-- TO BE DONE --
Copy word for word the part that opens with the line containing "What elements are" and closes with the line containing "game-card[interactable]: ★★★ Euvan", leaving out the pictures.

-- MATERIAL FOR THIS TASK --
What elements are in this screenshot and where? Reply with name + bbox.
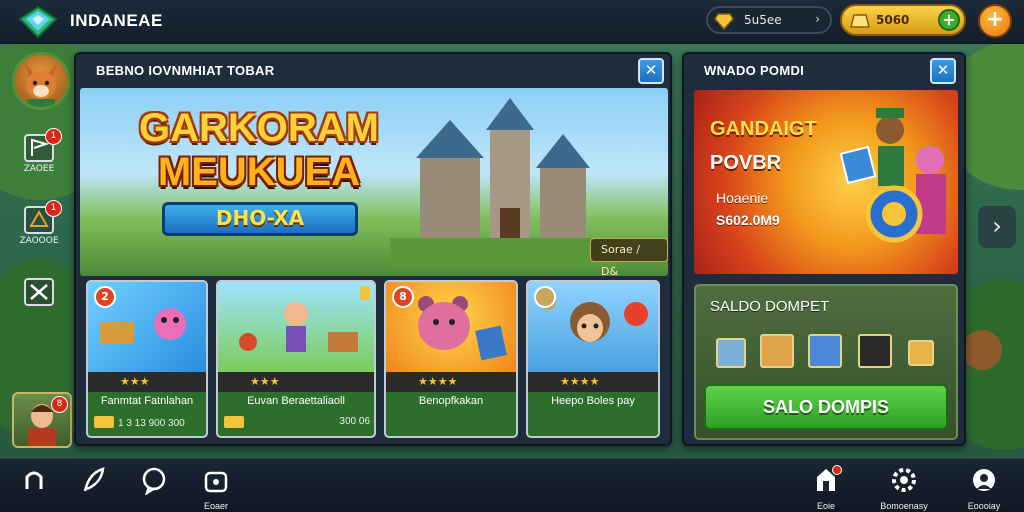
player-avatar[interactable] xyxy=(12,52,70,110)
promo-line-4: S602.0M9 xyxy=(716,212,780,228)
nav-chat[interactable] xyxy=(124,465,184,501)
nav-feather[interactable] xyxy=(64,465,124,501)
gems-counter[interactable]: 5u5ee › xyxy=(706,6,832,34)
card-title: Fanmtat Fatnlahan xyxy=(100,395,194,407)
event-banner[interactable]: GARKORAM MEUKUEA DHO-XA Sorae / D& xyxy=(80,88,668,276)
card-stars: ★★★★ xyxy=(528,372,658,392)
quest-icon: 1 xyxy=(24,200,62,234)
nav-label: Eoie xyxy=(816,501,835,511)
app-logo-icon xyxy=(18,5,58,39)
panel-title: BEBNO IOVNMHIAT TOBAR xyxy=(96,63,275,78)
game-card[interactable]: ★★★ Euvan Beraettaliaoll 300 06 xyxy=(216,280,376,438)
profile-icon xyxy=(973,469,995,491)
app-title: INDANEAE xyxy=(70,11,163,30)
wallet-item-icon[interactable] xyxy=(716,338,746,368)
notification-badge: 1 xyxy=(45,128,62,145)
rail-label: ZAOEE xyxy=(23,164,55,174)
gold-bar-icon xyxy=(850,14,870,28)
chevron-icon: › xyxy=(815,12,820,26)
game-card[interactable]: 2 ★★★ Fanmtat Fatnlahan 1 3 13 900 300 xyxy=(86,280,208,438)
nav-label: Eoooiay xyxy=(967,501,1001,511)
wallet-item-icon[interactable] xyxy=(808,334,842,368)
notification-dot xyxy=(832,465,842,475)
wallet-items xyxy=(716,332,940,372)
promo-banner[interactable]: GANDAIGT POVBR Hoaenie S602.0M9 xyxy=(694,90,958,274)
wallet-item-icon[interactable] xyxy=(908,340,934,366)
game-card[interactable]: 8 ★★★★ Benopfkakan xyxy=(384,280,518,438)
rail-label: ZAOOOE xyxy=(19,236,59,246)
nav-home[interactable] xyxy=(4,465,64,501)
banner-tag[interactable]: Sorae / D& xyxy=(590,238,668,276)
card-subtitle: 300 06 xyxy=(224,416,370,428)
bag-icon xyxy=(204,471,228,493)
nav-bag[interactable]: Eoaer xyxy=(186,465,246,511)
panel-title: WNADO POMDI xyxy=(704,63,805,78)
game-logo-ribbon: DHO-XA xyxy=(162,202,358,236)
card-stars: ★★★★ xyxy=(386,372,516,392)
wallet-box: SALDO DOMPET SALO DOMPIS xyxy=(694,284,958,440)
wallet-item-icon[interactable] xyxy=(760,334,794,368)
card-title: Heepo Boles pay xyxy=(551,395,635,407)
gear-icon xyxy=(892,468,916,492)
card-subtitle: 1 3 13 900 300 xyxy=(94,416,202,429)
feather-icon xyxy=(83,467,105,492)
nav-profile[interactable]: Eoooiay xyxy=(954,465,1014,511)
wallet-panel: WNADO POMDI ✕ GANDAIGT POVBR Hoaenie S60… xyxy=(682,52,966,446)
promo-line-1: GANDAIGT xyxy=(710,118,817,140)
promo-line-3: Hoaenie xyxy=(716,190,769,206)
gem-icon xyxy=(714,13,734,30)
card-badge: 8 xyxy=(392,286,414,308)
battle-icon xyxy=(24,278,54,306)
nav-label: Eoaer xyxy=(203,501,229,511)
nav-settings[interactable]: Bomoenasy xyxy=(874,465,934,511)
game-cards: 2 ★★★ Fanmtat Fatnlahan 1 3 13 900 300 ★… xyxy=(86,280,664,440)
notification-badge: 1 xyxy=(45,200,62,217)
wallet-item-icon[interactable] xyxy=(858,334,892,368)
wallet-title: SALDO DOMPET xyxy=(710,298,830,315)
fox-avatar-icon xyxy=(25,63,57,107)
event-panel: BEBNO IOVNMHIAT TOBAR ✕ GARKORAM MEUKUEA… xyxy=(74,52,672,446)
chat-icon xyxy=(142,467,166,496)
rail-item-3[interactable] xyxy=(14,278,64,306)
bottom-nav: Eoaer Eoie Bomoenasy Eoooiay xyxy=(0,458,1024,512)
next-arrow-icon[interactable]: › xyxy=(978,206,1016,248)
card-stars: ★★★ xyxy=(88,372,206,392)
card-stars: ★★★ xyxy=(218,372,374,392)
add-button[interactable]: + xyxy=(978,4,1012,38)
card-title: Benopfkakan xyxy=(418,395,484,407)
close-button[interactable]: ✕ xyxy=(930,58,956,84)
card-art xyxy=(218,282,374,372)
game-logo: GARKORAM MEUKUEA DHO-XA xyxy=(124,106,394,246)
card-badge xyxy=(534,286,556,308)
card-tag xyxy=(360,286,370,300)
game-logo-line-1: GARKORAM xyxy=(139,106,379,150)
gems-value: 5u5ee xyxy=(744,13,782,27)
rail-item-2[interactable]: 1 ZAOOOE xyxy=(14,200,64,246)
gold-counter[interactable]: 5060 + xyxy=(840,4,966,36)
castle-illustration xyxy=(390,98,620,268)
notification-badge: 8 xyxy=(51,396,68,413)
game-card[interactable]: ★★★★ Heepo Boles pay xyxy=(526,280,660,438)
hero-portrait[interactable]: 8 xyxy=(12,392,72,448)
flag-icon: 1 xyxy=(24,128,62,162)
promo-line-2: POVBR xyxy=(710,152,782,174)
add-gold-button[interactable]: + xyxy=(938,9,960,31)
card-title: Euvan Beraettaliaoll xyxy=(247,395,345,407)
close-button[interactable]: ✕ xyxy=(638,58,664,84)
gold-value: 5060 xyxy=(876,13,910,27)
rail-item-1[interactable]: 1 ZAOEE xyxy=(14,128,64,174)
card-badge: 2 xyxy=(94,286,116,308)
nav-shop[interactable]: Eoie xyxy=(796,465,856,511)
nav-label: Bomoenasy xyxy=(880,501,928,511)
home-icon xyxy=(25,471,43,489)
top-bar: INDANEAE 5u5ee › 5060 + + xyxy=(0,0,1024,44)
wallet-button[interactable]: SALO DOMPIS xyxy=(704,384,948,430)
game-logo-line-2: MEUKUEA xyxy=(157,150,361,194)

* * *

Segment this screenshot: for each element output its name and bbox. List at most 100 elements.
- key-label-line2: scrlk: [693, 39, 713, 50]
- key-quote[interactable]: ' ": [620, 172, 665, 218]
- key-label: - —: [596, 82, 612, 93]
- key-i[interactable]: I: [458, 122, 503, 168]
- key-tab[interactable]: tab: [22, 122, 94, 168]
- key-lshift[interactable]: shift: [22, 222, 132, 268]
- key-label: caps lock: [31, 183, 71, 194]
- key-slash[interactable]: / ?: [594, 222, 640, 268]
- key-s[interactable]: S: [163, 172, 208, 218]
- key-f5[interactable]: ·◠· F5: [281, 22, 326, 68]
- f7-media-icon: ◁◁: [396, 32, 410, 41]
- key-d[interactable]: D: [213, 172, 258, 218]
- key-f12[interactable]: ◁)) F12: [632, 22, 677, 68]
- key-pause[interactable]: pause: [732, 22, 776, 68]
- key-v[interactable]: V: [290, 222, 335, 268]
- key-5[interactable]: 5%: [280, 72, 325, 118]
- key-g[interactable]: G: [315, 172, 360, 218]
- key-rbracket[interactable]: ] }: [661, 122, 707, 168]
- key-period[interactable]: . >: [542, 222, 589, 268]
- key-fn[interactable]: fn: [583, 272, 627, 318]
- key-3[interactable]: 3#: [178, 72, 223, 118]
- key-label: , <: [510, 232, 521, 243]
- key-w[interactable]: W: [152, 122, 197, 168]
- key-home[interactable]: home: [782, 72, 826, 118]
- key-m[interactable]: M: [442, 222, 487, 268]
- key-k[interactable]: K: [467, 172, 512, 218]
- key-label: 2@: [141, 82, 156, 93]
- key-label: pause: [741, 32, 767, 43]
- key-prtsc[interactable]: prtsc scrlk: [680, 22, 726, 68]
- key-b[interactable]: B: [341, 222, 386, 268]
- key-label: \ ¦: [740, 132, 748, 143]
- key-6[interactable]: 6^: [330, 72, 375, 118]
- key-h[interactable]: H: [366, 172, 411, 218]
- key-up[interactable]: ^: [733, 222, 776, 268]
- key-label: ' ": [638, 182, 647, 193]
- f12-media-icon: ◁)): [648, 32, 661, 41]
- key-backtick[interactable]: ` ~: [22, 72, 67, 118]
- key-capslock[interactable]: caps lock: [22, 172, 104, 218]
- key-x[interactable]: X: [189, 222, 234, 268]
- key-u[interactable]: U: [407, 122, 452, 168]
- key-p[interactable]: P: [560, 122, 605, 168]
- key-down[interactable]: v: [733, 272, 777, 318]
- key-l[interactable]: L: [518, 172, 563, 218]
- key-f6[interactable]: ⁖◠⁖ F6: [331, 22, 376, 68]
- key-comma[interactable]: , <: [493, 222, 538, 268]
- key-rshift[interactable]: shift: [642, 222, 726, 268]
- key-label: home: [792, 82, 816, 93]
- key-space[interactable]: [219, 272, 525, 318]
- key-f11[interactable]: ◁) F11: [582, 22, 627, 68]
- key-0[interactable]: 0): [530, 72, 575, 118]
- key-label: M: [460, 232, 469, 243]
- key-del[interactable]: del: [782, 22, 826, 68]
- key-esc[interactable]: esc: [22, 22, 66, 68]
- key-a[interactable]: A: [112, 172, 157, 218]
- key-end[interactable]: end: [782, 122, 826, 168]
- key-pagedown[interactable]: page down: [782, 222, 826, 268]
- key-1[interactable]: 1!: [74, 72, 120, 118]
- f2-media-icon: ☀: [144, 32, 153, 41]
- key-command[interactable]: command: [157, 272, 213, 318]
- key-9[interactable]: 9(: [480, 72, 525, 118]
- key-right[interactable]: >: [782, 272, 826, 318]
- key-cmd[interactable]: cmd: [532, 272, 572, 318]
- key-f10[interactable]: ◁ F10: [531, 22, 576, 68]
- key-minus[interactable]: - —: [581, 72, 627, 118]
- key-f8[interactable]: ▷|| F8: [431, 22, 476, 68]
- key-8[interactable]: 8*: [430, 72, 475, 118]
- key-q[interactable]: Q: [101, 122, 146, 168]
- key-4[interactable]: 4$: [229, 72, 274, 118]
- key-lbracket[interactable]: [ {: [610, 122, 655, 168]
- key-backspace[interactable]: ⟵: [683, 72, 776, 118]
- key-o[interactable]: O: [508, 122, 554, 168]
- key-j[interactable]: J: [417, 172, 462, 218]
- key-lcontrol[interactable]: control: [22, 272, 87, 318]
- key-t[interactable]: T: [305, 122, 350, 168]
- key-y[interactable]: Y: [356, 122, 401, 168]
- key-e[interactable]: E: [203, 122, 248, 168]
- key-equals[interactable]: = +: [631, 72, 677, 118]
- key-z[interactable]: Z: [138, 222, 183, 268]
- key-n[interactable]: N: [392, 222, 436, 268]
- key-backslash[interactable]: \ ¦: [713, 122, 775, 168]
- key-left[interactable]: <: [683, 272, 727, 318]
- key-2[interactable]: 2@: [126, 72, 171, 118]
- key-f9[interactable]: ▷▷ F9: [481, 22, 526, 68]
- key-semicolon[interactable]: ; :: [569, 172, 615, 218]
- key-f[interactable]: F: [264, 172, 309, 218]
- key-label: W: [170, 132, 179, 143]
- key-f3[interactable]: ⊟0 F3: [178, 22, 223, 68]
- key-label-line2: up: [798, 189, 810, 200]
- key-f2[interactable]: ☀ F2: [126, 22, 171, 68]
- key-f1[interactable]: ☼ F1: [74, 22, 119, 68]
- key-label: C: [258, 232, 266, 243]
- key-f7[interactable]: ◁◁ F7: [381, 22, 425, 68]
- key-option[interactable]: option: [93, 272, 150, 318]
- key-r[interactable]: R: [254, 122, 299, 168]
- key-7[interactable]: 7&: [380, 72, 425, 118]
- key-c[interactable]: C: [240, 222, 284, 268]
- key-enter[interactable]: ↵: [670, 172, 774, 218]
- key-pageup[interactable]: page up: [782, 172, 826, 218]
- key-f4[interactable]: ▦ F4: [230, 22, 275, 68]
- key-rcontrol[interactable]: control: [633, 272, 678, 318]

* * *

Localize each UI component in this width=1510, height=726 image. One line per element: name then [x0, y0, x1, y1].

-- RESULT FOR THIS TASK --
What elements are in this screenshot and where? Reply with name + bbox.
player-avatar[interactable] xyxy=(12,52,70,110)
promo-line-4: S602.0M9 xyxy=(716,212,780,228)
nav-chat[interactable] xyxy=(124,465,184,501)
nav-feather[interactable] xyxy=(64,465,124,501)
gems-counter[interactable]: 5u5ee › xyxy=(706,6,832,34)
card-title: Fanmtat Fatnlahan xyxy=(100,395,194,407)
event-banner[interactable]: GARKORAM MEUKUEA DHO-XA Sorae / D& xyxy=(80,88,668,276)
card-stars: ★★★★ xyxy=(528,372,658,392)
quest-icon: 1 xyxy=(24,200,62,234)
nav-label: Eoie xyxy=(816,501,835,511)
app-logo-icon xyxy=(18,5,58,39)
panel-title: BEBNO IOVNMHIAT TOBAR xyxy=(96,63,275,78)
game-card[interactable]: ★★★ Euvan Beraettaliaoll 300 06 xyxy=(216,280,376,438)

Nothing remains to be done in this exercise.